● CHALLENGE:
Pick out each row below that contains the string "line" and copy those rows in full. Case counts when matching.

○ ○ ○ ○

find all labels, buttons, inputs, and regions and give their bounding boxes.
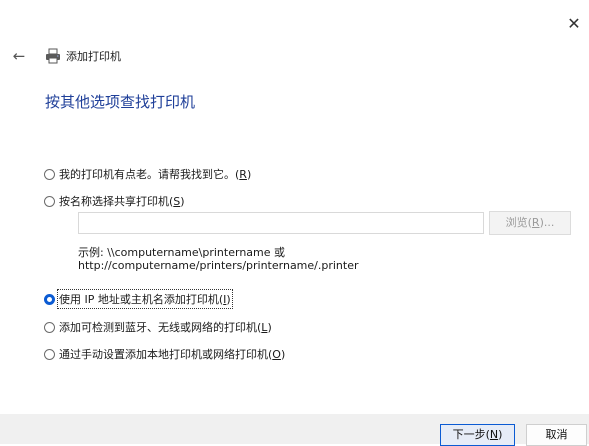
cancel-button[interactable]: 取消: [526, 424, 587, 446]
browse-button[interactable]: 浏览(R)...: [489, 211, 571, 235]
option-shared-printer[interactable]: 按名称选择共享打印机(S): [44, 193, 185, 209]
radio-manual-local[interactable]: [44, 348, 55, 360]
radio-shared-printer[interactable]: [44, 195, 55, 207]
example-line-2: http://computername/printers/printername…: [78, 259, 359, 272]
radio-old-printer[interactable]: [44, 168, 55, 180]
close-icon[interactable]: ✕: [563, 14, 585, 34]
option-manual-local-label: 通过手动设置添加本地打印机或网络打印机(O): [59, 348, 286, 361]
add-printer-window: ✕ ← 添加打印机 按其他选项查找打印机 我的打印机有点老。请帮我找到它。(R)…: [0, 0, 589, 446]
option-manual-local[interactable]: 通过手动设置添加本地打印机或网络打印机(O): [44, 346, 285, 362]
example-text: 示例: \\computername\printername 或 http://…: [78, 246, 359, 272]
option-bluetooth-wireless[interactable]: 添加可检测到蓝牙、无线或网络的打印机(L): [44, 319, 272, 335]
option-ip-hostname-label: 使用 IP 地址或主机名添加打印机(I): [57, 289, 233, 309]
radio-ip-hostname[interactable]: [44, 293, 55, 305]
window-title: 添加打印机: [44, 46, 121, 66]
option-ip-hostname[interactable]: 使用 IP 地址或主机名添加打印机(I): [44, 289, 233, 309]
option-old-printer-label: 我的打印机有点老。请帮我找到它。(R): [59, 168, 252, 181]
next-button[interactable]: 下一步(N): [440, 424, 515, 446]
radio-bluetooth-wireless[interactable]: [44, 321, 55, 333]
option-shared-printer-label: 按名称选择共享打印机(S): [59, 195, 185, 208]
option-old-printer[interactable]: 我的打印机有点老。请帮我找到它。(R): [44, 166, 251, 182]
option-bluetooth-wireless-label: 添加可检测到蓝牙、无线或网络的打印机(L): [59, 321, 272, 334]
example-line-1: 示例: \\computername\printername 或: [78, 246, 286, 259]
shared-printer-name-input[interactable]: [78, 212, 484, 234]
window-title-text: 添加打印机: [66, 50, 121, 63]
back-arrow-icon[interactable]: ←: [10, 47, 28, 65]
page-heading: 按其他选项查找打印机: [45, 93, 196, 111]
printer-icon: [44, 47, 62, 65]
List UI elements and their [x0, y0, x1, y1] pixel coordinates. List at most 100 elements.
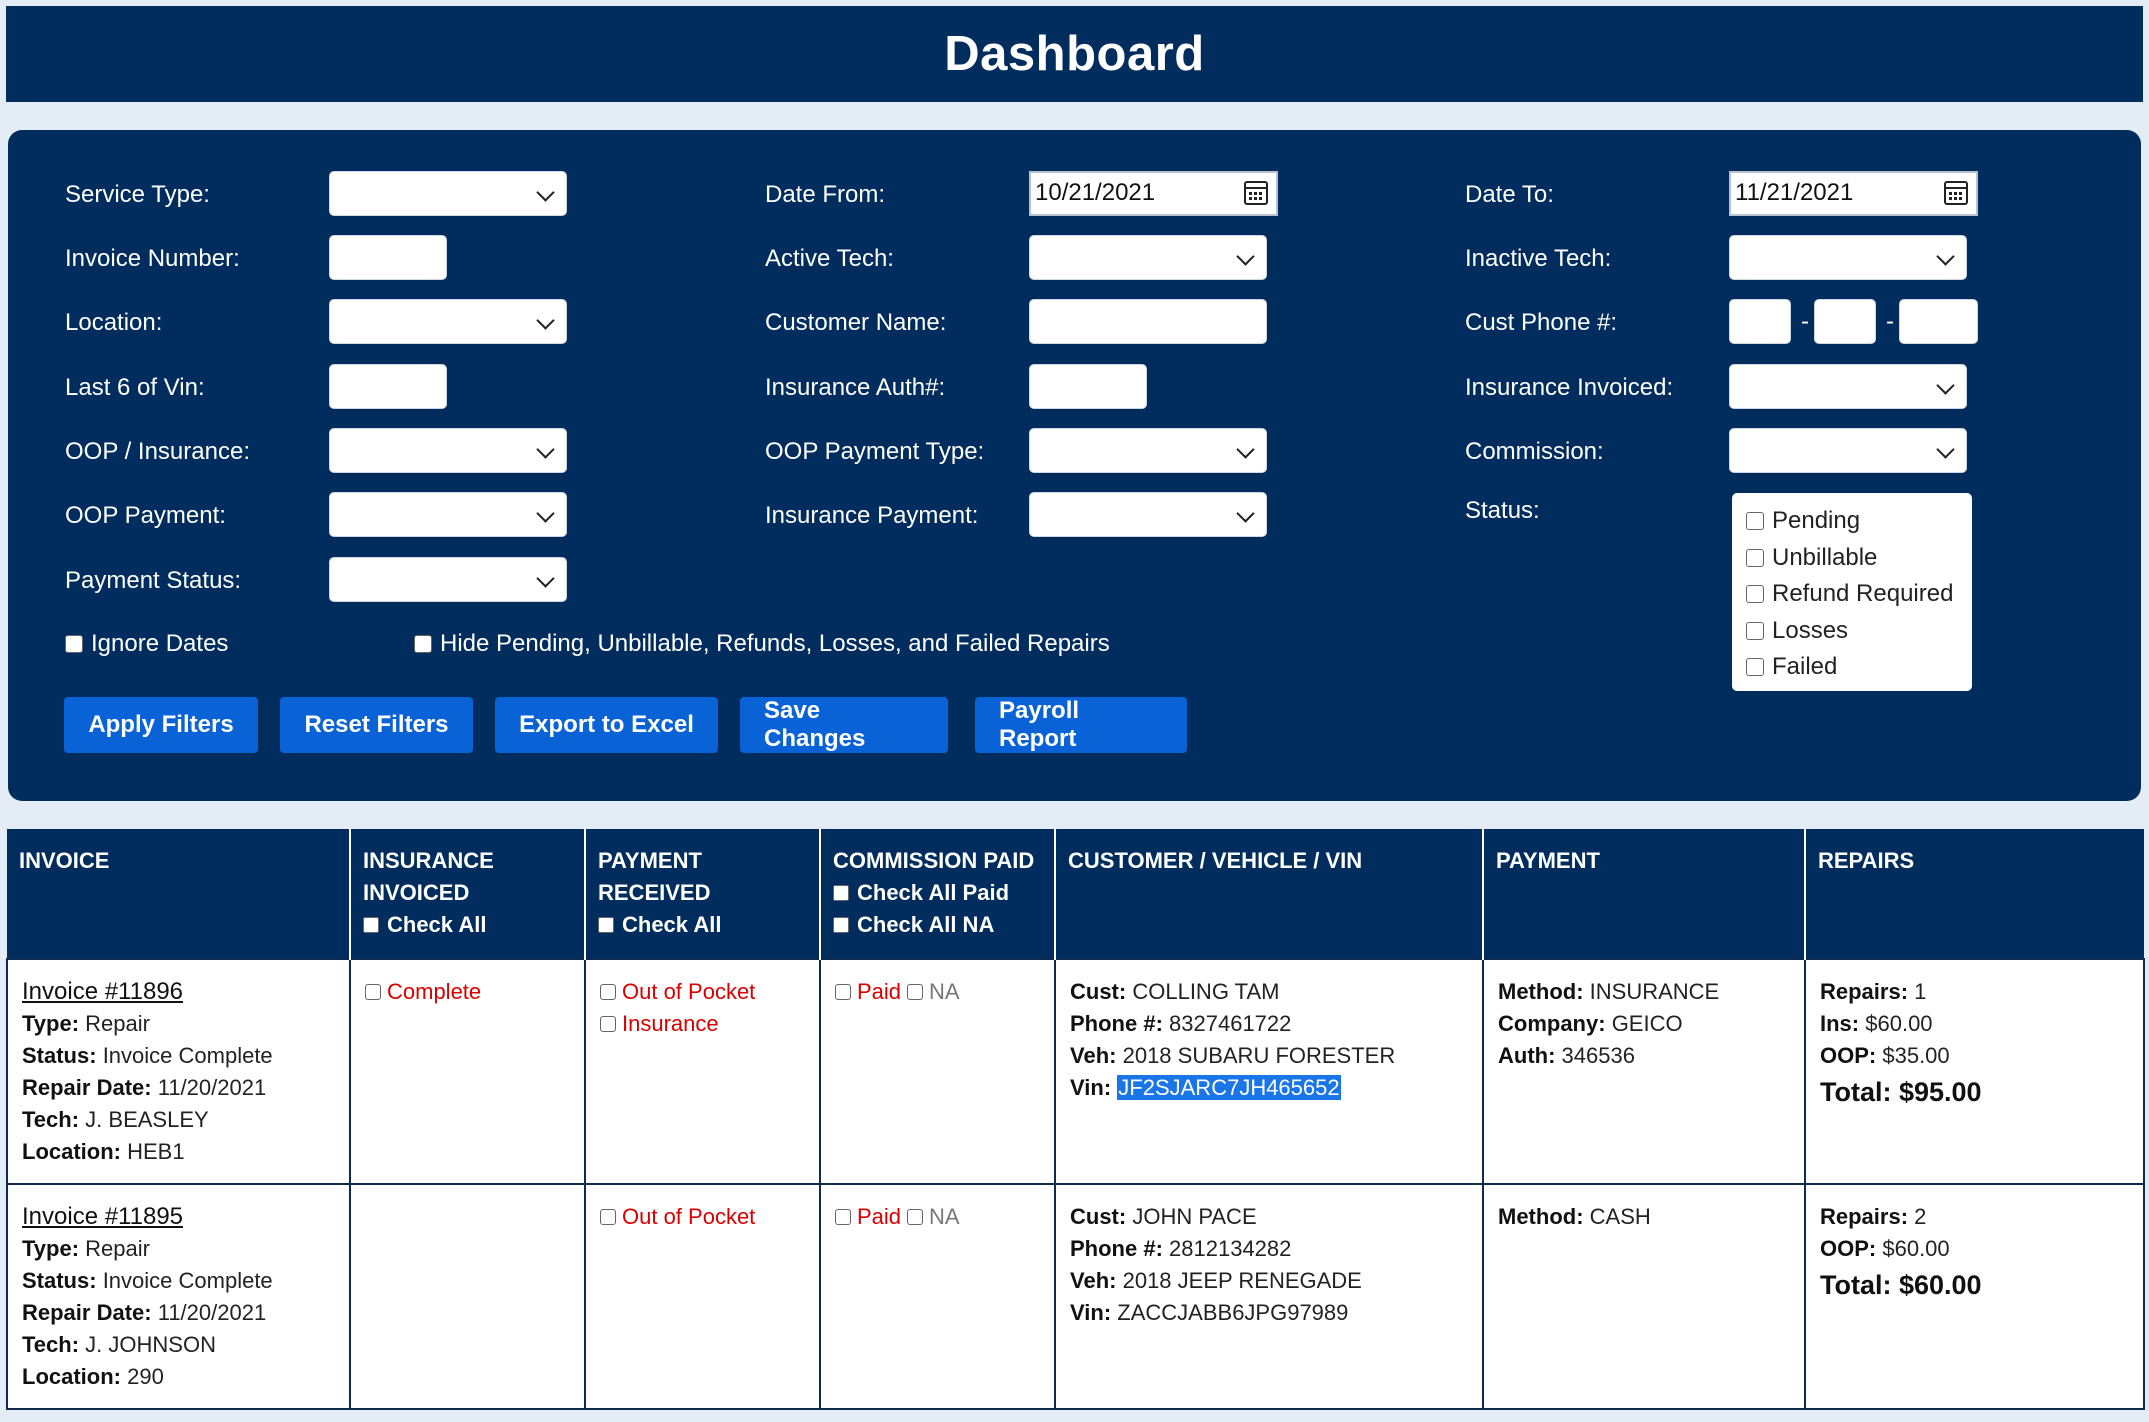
chevron-down-icon [536, 440, 555, 459]
check-all-payment[interactable]: Check All [598, 909, 807, 941]
date-to-input[interactable]: 11/21/2021 [1729, 171, 1978, 216]
field-label: Tech: [22, 1332, 80, 1357]
checkbox[interactable] [1746, 621, 1764, 640]
vin-value[interactable]: JF2SJARC7JH465652 [1117, 1075, 1341, 1100]
page-header: Dashboard [6, 6, 2143, 102]
check-all-na[interactable]: Check All NA [833, 909, 1042, 941]
insurance-invoiced-cell [349, 1183, 586, 1410]
phone-area-input[interactable] [1729, 299, 1791, 344]
repairs-value: 1 [1914, 979, 1927, 1004]
location-value: HEB1 [127, 1139, 185, 1164]
field-label: OOP: [1820, 1043, 1877, 1068]
checkbox[interactable] [600, 1016, 616, 1032]
insurance-auth-input[interactable] [1029, 364, 1147, 409]
insurance-payment-select[interactable] [1029, 492, 1267, 537]
invoice-link[interactable]: Invoice #11895 [22, 1203, 183, 1230]
oop-insurance-select[interactable] [329, 428, 567, 473]
field-label: Status: [22, 1268, 97, 1293]
status-option-pending[interactable]: Pending [1746, 503, 1972, 540]
chevron-down-icon [1936, 247, 1955, 266]
out-of-pocket-option[interactable]: Out of Pocket [600, 976, 807, 1008]
checkbox[interactable] [1746, 585, 1764, 604]
insurance-payment-label: Insurance Payment: [765, 502, 979, 529]
col-insurance-invoiced: INSURANCE INVOICED Check All [350, 829, 586, 959]
phone-line-input[interactable] [1899, 299, 1978, 344]
phone-prefix-input[interactable] [1814, 299, 1876, 344]
ignore-dates-option[interactable]: Ignore Dates [65, 630, 228, 658]
save-changes-button[interactable]: Save Changes [740, 697, 948, 753]
out-of-pocket-option[interactable]: Out of Pocket [600, 1201, 807, 1233]
field-label: OOP: [1820, 1236, 1877, 1261]
checkbox[interactable] [598, 917, 614, 933]
status-option-losses[interactable]: Losses [1746, 613, 1972, 650]
customer-name-input[interactable] [1029, 299, 1267, 344]
repairs-cell: Repairs: 1 Ins: $60.00 OOP: $35.00 Total… [1804, 958, 2145, 1185]
checkbox[interactable] [600, 1209, 616, 1225]
calendar-icon[interactable] [1244, 181, 1268, 205]
location-select[interactable] [329, 299, 567, 344]
active-tech-label: Active Tech: [765, 245, 894, 272]
last6vin-input[interactable] [329, 364, 447, 409]
company-value: GEICO [1611, 1011, 1683, 1036]
field-label: Location: [22, 1139, 121, 1164]
check-all-label: Check All [387, 912, 487, 937]
col-payment-received-label: RECEIVED [598, 880, 711, 905]
oop-payment-select[interactable] [329, 492, 567, 537]
ins-value: $60.00 [1865, 1011, 1933, 1036]
paid-checkbox[interactable] [835, 1209, 851, 1225]
service-type-select[interactable] [329, 171, 567, 216]
checkbox[interactable] [1746, 658, 1764, 677]
col-payment-label: PAYMENT [1496, 848, 1600, 873]
date-from-label: Date From: [765, 181, 886, 208]
payment-cell: Method: CASH [1482, 1183, 1806, 1410]
commission-select[interactable] [1729, 428, 1967, 473]
checkbox[interactable] [600, 984, 616, 1000]
complete-option[interactable]: Complete [365, 976, 572, 1008]
oop-payment-type-select[interactable] [1029, 428, 1267, 473]
insurance-auth-label: Insurance Auth#: [765, 374, 946, 401]
invoice-number-input[interactable] [329, 235, 447, 280]
apply-filters-button[interactable]: Apply Filters [64, 697, 258, 753]
status-option-failed[interactable]: Failed [1746, 649, 1972, 686]
hide-pending-checkbox[interactable] [414, 635, 432, 653]
field-label: Type: [22, 1236, 80, 1261]
insurance-option[interactable]: Insurance [600, 1008, 807, 1040]
inactive-tech-select[interactable] [1729, 235, 1967, 280]
hide-pending-option[interactable]: Hide Pending, Unbillable, Refunds, Losse… [414, 630, 1110, 658]
reset-filters-button[interactable]: Reset Filters [280, 697, 473, 753]
paid-checkbox[interactable] [835, 984, 851, 1000]
check-all-insurance[interactable]: Check All [363, 909, 572, 941]
status-option-refund-required[interactable]: Refund Required [1746, 576, 1972, 613]
status-option-unbillable[interactable]: Unbillable [1746, 540, 1972, 577]
ignore-dates-checkbox[interactable] [65, 635, 83, 653]
calendar-icon[interactable] [1944, 181, 1968, 205]
check-all-paid[interactable]: Check All Paid [833, 877, 1042, 909]
insurance-invoiced-select[interactable] [1729, 364, 1967, 409]
checkbox[interactable] [365, 984, 381, 1000]
export-excel-button[interactable]: Export to Excel [495, 697, 718, 753]
field-label: Company: [1498, 1011, 1606, 1036]
insurance-invoiced-label: Insurance Invoiced: [1465, 374, 1674, 401]
method-value: INSURANCE [1589, 979, 1720, 1004]
ignore-dates-label: Ignore Dates [91, 630, 229, 657]
checkbox[interactable] [833, 885, 849, 901]
payroll-report-button[interactable]: Payroll Report [975, 697, 1187, 753]
payment-status-label: Payment Status: [65, 567, 242, 594]
checkbox[interactable] [363, 917, 379, 933]
date-from-input[interactable]: 10/21/2021 [1029, 171, 1278, 216]
customer-cell: Cust: JOHN PACE Phone #: 2812134282 Veh:… [1054, 1183, 1484, 1410]
type-value: Repair [85, 1011, 150, 1036]
checkbox[interactable] [1746, 548, 1764, 567]
paid-label: Paid [857, 979, 902, 1004]
status-option-label: Pending [1772, 507, 1861, 535]
commission-cell: Paid NA [819, 1183, 1056, 1410]
payment-status-select[interactable] [329, 557, 567, 602]
checkbox[interactable] [833, 917, 849, 933]
invoice-link[interactable]: Invoice #11896 [22, 978, 183, 1005]
checkbox[interactable] [1746, 512, 1764, 531]
na-checkbox[interactable] [907, 1209, 924, 1225]
na-checkbox[interactable] [907, 984, 924, 1000]
active-tech-select[interactable] [1029, 235, 1267, 280]
cust-phone-label: Cust Phone #: [1465, 309, 1618, 336]
status-value: Invoice Complete [102, 1268, 273, 1293]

○ ○ ○ ○

● ANSWER TO THIS TASK:
example-line-2: http://computername/printers/printername…: [78, 259, 359, 272]
example-line-1: 示例: \\computername\printername 或: [78, 246, 286, 259]
phone-line-input[interactable] [1899, 299, 1978, 344]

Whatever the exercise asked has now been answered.